• Document passage:
# # # # #

Oracle RAC Administration : Backing up your RAC with RMAN

By Tarry Singh

Brief intro

VMware has this very cute VCB utility. Although on the ESX 3.0.1 server where I am currently building my RAC, I just use FTP/SCP to copy the files to some network drive. This is handy, as I need to do all kinds of things, like remove a node, simulate rebuilding and recovering RAC files and just about every other trick that you see in the manual. We are determined to break our RAC in the test environment and build it back up. In addition, we always keep our backup. Always! However, in a regular production environment you would go nuts copying tons of data just to backup. Well, there are always better and faster methods discovered every day in the storage world but let's just try to analyze our RMAN utility and how to use it in our Oracle RAC environment.

RMAN in your toolkit

Whether you are a single node Oracle DBA or a multi-node RAC farm DBA, you will be, as I mentioned above, confronted with all kinds of alternatives. Sticking to RMAN is the best choice. Why? Whether you use raw partitions or cooked partitions (OCFS, NFS), RMAN does all of the backup by accessing the datafiles via the memory buffer. This ensures that every block is read and written, so no data is lost and there is no chance of error.

Although RMAN is a backup solution and it does not matter if you are a RAC or a single node database, still there might be some little things to watch out for in a RAC database.

Adequate RMAN configuration for RAC

Every backup plan has a goal, which is to provide a speedy recovery. In addition, depending on what your strategy is, you need to configure your RAC accordingly. RMAN needs to make a dedicated connection, unlike a typical client, through the regular ONS (Oracle Net Services), which means all it needs is one node of the cluster. Moreover, you can allocate channels at each node of your RAC by specifying a command as such:

allocate channel x1 type sbt connect sys/password@nickrac01;
allocate channel x2 type sbt connect sys/password@nickrac02;
allocate channel x3 type sbt connect sys/password@nickrac03;
allocate channel x4 type sbt connect sys/password@nickrac04;

That way you can distribute the workload across nodes without doing all of the I/O intensive job via that connected node. Again, it depends on your architectural setup and backup policy. It could very well be that you want to do it via an nth node, which has an additional 10 Gbps card connected to your SAN and this node happens to be supporting a typical DSS system, which is not under stress during the schedule job or on an OLTP environment where that particular node purely services backup. Just an example scenario, but as I mentioned, discuss it thoroughly with your system Admins and SAN admin (should you have a SAN that is) before working on your backup strategy. While some environments may respond well to a distributed RMAN activity (a typical non-24x7 environment comes to mind), a single node might be best for a heavy 24/7 OLTP environment.

What about snapshot controlfile?

Having the controlfile on a shared system, like the 1GB OCFS files we created for the OCR, votingdisks or spfileasm, would make more sense, if you need to run backup from multiple nodes. Alternatively, you could have the same local file destination on all nodes. How to see the snapshot file location:

rman> show snapshot controlfile name;

Backing up datafiles

You may back up your datafiles from any node since they are on the ASM or OCFS system anyway, which means they are on a shared storage. So this is expected to go smoothly, regardless of the node from where the RMAN. Be aware of the tape scenario if you still use a tape back. Check the configurations of your 3rd party SBT interface and the media management layer, or, if backing up to a disk, which is sharable by all nodes or a zone on SAN where all HBAs from all nodes are connected in case of a single node failure. There are several ways of providing backup space.

# # # # #

• Information supplied:
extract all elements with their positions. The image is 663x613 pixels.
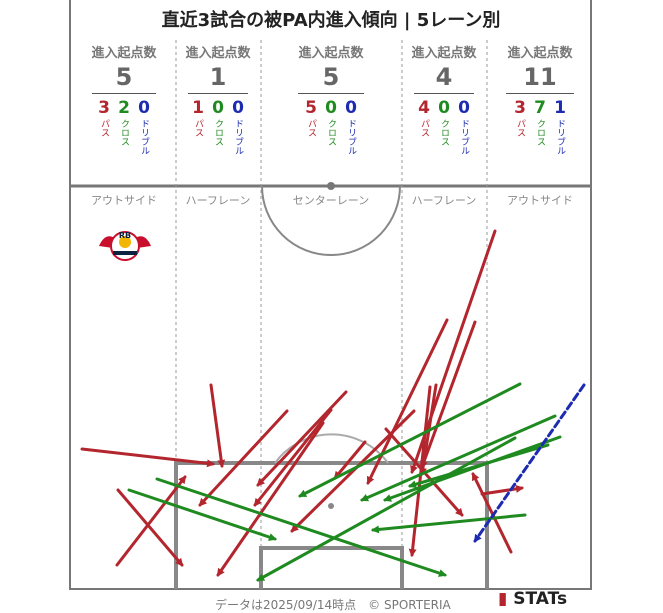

# # # # #

• What you should do:
Please say how RMAN accesses the datafiles when backing up, according to the article on backing up RAC with RMAN. The data is not needed here.

• Task response:
RMAN accesses the datafiles through the memory buffer.